Return each line of the listing that contains the string "this".

Saved entries
========================================

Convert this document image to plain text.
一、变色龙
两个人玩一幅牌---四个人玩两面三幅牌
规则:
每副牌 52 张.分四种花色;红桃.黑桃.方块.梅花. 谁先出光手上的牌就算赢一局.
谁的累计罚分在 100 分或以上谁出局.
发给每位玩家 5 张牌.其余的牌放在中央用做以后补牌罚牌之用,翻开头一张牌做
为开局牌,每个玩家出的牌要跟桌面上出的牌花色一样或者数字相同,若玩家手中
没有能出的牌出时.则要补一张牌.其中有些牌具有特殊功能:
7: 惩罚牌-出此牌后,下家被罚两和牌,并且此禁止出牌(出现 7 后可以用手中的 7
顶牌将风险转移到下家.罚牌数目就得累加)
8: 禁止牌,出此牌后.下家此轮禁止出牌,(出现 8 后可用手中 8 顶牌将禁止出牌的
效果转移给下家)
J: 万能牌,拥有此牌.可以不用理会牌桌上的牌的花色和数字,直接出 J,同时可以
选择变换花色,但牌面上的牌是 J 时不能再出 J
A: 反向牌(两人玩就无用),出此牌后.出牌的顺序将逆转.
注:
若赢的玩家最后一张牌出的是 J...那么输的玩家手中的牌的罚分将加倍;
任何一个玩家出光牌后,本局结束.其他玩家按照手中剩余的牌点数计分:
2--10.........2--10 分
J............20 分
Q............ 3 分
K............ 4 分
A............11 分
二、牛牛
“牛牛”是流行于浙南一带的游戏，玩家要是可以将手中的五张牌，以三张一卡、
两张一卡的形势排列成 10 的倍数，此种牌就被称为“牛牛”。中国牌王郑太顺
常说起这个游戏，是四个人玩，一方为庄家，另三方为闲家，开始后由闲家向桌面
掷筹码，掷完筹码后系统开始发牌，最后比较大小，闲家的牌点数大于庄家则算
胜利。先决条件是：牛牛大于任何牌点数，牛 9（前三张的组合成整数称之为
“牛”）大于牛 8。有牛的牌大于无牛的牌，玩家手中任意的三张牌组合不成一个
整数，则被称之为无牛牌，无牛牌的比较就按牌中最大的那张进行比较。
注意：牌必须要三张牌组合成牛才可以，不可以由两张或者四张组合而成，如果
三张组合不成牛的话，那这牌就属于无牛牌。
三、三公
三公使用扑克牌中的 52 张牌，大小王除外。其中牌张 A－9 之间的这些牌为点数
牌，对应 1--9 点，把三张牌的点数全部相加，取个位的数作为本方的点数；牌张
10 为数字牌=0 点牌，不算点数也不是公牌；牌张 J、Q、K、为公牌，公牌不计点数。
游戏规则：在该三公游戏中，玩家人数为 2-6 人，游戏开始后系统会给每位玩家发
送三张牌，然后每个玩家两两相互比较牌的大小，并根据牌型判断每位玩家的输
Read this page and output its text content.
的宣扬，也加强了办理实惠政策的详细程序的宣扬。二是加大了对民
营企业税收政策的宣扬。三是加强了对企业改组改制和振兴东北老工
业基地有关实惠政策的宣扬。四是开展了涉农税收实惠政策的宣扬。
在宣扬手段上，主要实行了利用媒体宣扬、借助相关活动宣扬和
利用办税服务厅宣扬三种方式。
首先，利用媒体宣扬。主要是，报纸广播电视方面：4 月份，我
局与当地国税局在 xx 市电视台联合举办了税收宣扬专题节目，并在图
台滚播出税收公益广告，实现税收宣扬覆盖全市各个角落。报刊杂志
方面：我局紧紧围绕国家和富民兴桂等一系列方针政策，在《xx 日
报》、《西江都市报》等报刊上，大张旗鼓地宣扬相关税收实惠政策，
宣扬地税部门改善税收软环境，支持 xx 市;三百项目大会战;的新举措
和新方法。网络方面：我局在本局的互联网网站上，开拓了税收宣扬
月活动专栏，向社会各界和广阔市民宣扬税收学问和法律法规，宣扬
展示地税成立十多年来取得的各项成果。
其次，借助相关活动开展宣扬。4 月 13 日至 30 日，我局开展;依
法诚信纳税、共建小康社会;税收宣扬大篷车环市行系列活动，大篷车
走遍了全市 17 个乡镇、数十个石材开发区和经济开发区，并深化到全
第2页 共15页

========================================

The solution:
Convert this document image to plain text.
Read this page and output its text content.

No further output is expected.